### Material for this task ###

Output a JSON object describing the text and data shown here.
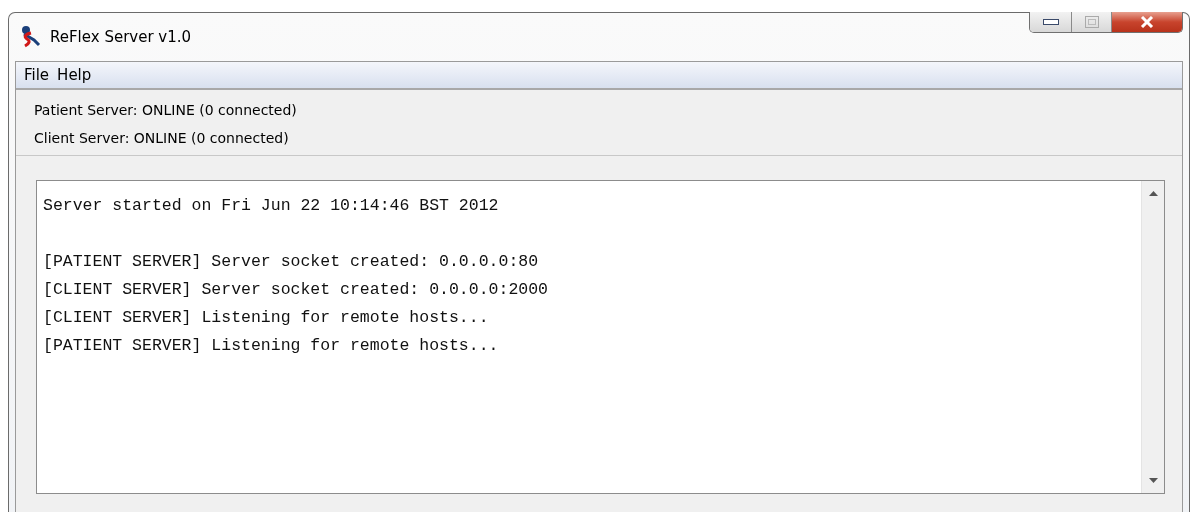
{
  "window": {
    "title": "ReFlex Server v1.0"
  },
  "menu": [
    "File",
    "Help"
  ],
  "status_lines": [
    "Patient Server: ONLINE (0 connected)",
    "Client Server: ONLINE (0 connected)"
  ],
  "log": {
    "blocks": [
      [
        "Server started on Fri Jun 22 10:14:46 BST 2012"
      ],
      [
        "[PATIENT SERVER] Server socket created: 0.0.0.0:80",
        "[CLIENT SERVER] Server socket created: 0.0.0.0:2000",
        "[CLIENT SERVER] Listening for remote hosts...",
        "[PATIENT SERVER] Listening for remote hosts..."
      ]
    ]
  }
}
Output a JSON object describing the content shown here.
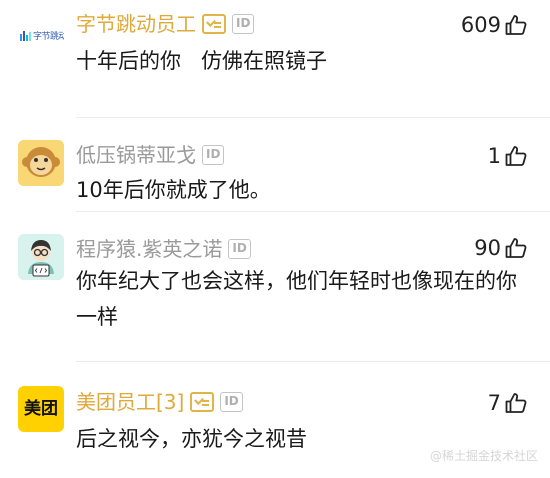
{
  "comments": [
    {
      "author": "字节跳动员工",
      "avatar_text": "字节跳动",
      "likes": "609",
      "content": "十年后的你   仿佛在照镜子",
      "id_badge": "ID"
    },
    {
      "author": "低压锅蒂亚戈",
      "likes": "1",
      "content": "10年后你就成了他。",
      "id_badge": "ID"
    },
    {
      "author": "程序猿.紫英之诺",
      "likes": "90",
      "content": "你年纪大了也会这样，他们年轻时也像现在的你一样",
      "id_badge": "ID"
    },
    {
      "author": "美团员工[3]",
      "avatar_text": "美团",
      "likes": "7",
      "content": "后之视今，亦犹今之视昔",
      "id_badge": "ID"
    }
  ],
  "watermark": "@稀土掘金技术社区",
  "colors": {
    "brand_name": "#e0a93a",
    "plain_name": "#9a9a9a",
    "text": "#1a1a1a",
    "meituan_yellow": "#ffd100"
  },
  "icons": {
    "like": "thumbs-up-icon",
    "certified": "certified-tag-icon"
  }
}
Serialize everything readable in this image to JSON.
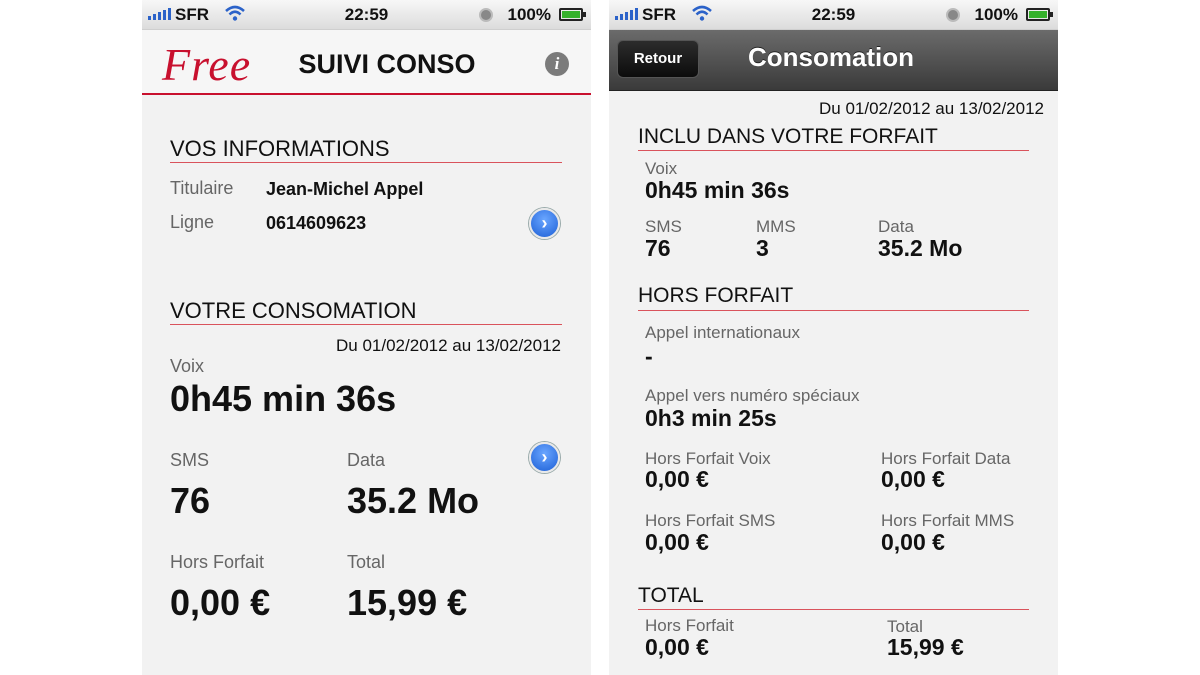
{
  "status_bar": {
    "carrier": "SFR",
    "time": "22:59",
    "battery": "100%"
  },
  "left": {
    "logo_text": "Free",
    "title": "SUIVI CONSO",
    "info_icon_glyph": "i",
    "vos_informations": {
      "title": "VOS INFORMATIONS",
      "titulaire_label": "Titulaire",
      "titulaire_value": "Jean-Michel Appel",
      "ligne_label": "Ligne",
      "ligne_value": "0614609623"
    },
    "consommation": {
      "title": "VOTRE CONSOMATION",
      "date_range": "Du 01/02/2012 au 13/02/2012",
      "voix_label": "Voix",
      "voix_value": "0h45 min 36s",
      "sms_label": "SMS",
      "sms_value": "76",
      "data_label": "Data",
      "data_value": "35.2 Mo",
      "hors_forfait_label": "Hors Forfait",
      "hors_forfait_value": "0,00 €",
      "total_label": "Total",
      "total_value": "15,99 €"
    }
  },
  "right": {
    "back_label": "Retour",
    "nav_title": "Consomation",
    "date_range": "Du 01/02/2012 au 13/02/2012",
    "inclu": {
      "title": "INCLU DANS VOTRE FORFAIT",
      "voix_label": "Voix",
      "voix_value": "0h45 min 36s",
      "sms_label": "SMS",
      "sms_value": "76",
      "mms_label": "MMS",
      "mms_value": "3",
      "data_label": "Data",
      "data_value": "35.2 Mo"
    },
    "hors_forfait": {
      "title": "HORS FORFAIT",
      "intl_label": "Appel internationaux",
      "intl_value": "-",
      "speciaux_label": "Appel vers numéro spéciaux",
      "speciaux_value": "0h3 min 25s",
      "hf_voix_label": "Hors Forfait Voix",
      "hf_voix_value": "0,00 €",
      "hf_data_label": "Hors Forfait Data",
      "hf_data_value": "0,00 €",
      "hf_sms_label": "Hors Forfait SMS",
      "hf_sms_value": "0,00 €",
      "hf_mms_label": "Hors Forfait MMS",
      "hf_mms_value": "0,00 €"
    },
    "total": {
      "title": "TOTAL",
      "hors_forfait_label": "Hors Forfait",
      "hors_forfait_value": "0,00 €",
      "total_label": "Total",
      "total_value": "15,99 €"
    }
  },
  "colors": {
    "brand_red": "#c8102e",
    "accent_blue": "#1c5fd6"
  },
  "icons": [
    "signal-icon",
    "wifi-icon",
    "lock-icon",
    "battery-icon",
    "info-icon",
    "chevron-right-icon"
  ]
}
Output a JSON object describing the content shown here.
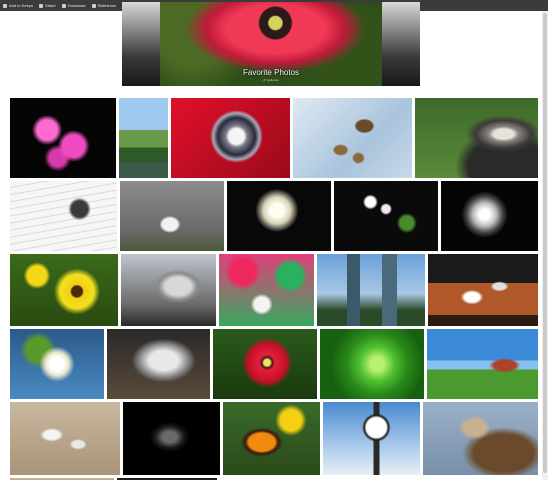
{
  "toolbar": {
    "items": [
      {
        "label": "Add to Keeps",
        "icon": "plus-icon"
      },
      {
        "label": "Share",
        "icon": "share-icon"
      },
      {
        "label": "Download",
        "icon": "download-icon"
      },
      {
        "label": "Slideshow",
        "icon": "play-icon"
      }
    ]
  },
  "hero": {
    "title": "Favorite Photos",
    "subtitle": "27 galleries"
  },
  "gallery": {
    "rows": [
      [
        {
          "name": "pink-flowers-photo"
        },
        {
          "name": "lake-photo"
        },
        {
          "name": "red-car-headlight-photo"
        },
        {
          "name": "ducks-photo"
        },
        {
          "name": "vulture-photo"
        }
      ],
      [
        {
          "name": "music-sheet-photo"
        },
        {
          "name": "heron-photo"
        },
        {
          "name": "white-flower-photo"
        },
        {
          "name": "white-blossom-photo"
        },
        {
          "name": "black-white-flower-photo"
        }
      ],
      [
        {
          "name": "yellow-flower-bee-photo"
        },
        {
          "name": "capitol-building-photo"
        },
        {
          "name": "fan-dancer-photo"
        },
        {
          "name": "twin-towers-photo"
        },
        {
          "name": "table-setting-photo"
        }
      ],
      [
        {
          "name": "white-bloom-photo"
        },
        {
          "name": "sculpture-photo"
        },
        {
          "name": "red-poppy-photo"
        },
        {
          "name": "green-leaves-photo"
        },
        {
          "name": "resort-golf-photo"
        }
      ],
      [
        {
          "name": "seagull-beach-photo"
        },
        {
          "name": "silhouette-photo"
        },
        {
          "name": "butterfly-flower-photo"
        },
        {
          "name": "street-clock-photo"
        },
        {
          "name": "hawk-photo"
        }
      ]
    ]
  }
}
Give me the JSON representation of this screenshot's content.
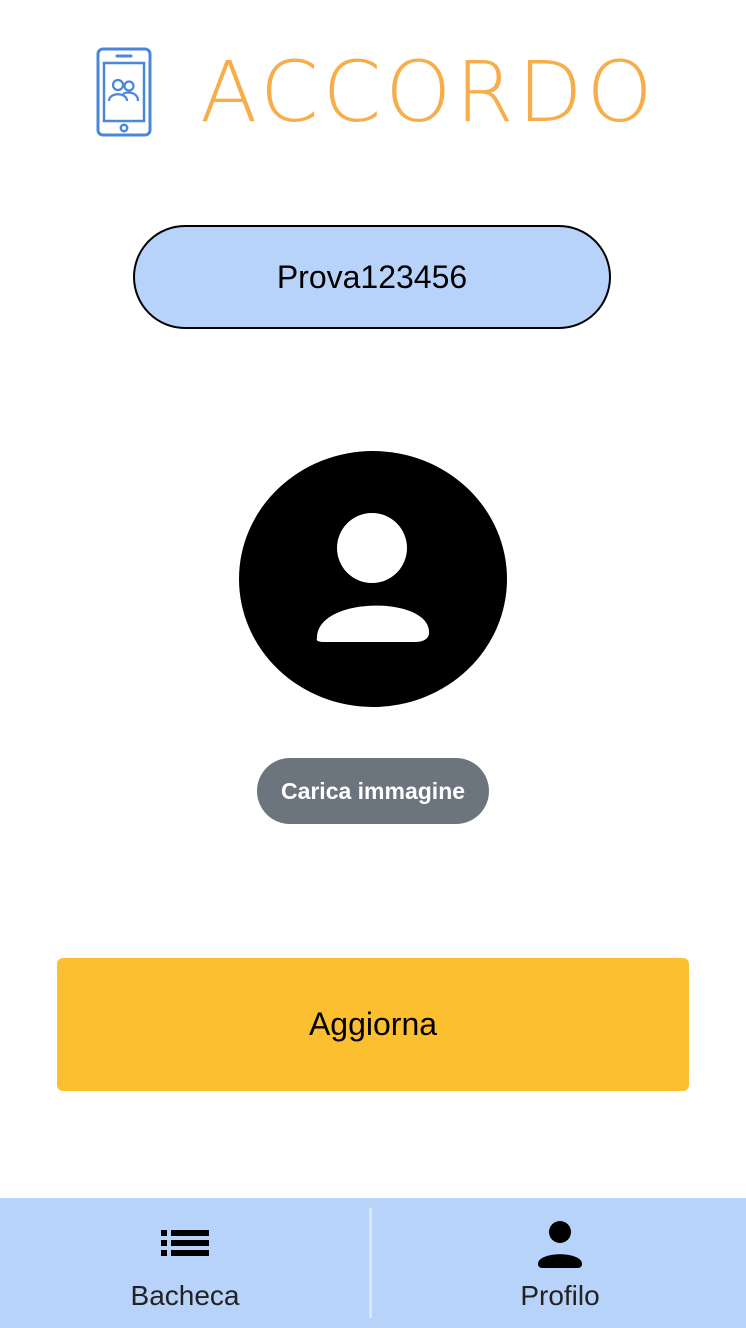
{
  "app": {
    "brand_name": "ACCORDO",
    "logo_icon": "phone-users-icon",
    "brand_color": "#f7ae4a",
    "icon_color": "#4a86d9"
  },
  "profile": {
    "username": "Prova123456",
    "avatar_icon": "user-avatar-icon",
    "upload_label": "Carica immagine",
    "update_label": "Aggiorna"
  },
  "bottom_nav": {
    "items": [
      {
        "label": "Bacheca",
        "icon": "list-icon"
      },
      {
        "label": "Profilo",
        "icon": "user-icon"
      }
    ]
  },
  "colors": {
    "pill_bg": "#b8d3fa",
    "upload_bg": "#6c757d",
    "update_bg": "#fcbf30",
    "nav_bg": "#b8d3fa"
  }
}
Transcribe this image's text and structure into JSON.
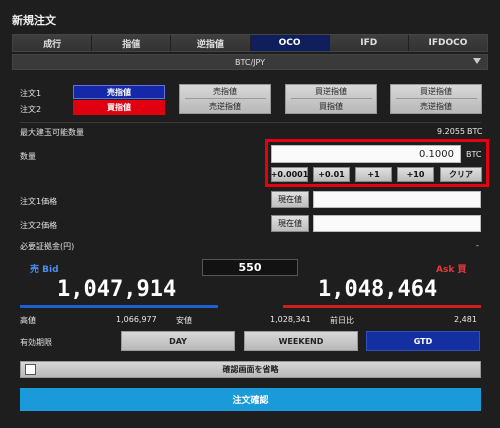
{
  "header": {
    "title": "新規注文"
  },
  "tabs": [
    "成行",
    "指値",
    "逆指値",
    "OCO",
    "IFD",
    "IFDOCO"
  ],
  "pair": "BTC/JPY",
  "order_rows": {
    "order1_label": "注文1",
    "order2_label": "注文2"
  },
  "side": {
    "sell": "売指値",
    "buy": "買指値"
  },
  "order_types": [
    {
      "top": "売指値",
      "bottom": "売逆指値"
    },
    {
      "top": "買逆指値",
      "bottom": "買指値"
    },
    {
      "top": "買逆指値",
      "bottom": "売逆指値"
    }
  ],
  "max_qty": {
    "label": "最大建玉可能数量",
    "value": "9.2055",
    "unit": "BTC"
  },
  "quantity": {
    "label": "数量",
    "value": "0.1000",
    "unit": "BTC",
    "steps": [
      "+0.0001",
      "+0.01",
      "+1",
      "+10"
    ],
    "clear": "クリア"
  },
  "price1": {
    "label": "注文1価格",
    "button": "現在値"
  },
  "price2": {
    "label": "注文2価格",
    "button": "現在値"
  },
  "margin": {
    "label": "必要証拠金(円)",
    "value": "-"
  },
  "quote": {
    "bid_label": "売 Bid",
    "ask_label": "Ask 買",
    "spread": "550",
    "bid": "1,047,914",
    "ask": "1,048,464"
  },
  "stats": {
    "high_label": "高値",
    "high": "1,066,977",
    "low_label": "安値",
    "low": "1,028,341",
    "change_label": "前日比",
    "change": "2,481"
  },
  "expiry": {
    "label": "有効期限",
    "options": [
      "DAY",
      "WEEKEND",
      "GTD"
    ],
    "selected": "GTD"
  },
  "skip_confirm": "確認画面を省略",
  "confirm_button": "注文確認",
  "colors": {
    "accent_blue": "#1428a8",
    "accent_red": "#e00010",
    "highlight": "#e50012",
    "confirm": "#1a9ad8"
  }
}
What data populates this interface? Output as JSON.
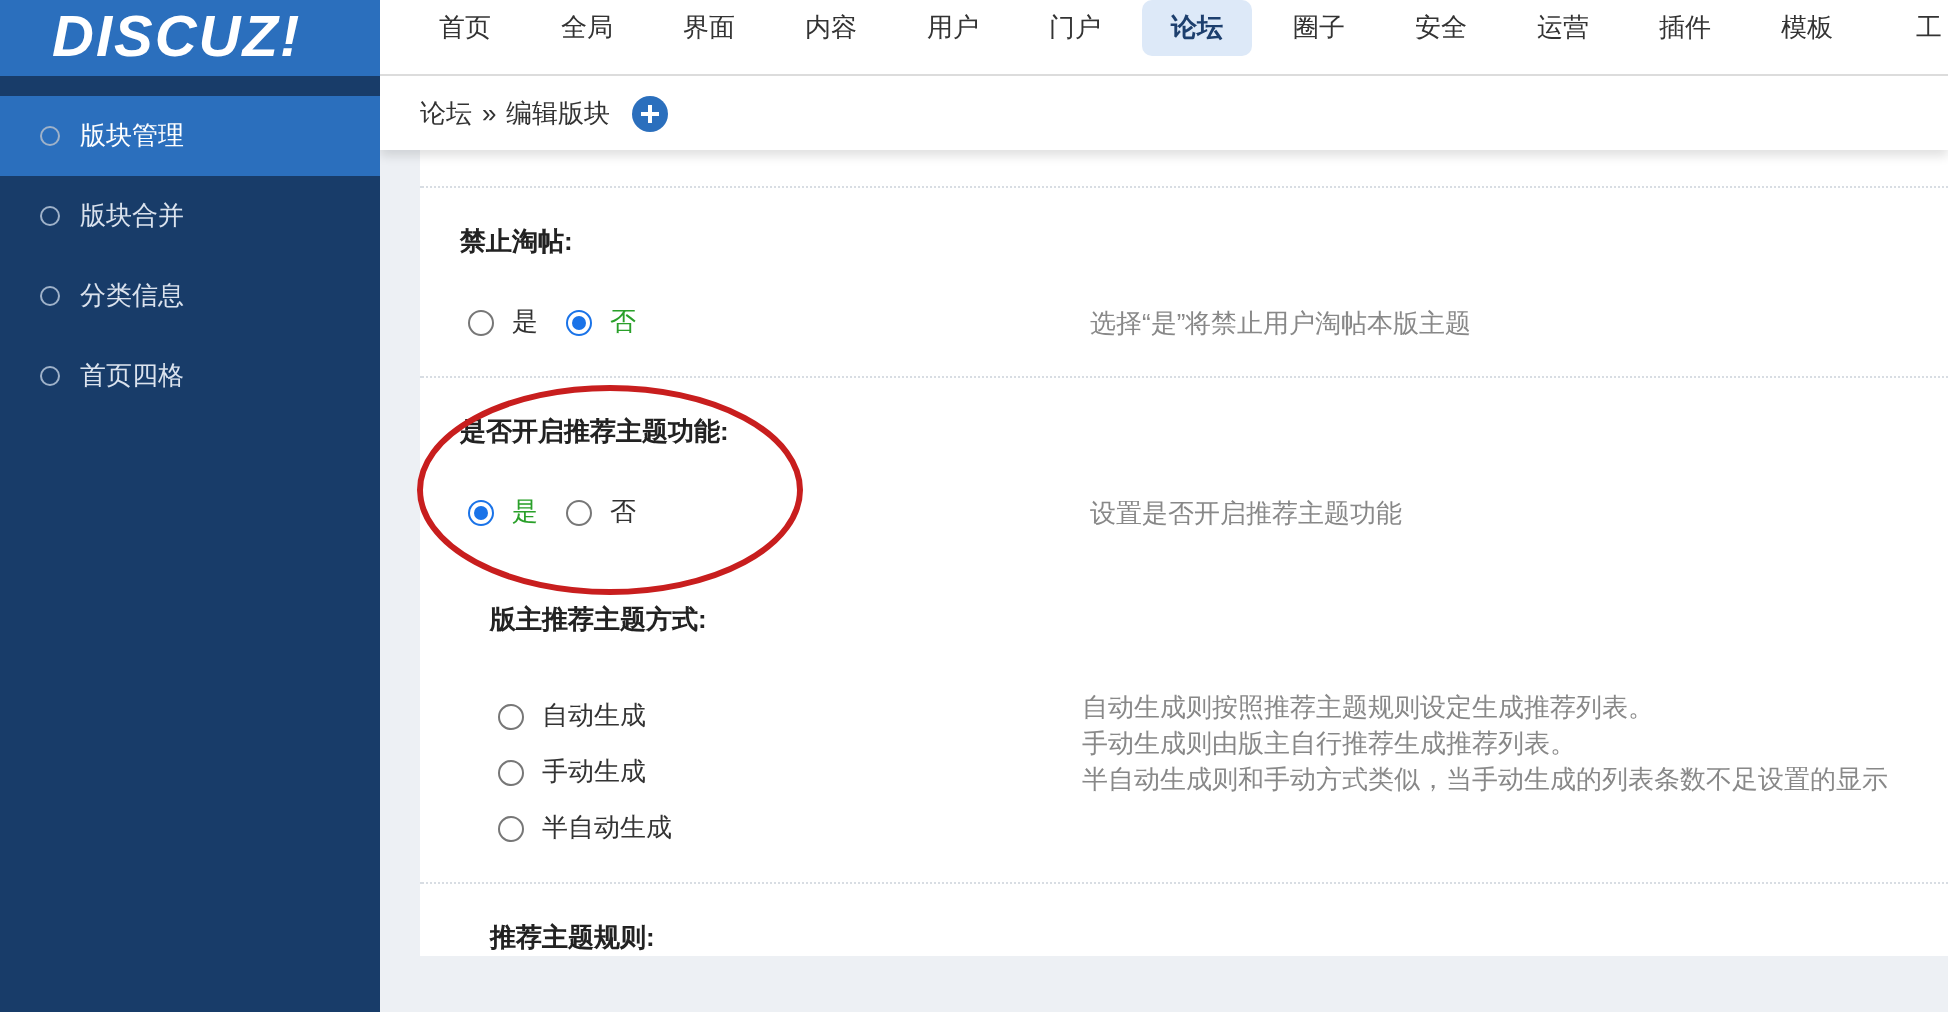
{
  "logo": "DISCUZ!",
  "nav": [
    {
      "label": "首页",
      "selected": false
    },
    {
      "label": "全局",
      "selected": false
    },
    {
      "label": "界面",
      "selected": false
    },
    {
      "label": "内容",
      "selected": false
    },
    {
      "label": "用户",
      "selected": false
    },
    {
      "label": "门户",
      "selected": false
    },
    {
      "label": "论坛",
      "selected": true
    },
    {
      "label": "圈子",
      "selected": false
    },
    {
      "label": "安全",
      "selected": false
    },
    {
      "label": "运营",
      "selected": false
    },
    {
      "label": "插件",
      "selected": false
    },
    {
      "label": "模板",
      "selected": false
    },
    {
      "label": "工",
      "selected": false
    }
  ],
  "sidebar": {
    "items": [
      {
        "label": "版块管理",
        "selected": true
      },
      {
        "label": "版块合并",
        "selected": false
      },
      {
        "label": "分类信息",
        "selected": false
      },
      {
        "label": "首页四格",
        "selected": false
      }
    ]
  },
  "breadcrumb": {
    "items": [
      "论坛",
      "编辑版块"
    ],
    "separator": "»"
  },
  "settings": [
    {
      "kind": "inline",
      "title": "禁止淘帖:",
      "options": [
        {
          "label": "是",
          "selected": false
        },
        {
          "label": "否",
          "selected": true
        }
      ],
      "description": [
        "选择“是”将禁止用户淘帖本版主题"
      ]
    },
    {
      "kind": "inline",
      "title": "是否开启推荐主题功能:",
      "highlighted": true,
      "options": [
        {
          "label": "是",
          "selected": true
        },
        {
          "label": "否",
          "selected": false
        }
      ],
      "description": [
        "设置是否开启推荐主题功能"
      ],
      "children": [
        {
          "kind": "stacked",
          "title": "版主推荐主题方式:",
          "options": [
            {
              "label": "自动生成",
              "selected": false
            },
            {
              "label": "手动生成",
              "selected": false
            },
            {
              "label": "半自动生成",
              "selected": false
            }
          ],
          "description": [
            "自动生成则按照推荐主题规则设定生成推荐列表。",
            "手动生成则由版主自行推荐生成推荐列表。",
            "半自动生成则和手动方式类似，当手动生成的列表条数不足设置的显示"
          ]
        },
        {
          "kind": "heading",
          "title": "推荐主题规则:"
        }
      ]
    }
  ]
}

###

Filter the records above for lines containing the word "ONLINE", and copy those lines.

    "Patient Server: ONLINE (0 connected)",
    "Client Server: ONLINE (0 connected)"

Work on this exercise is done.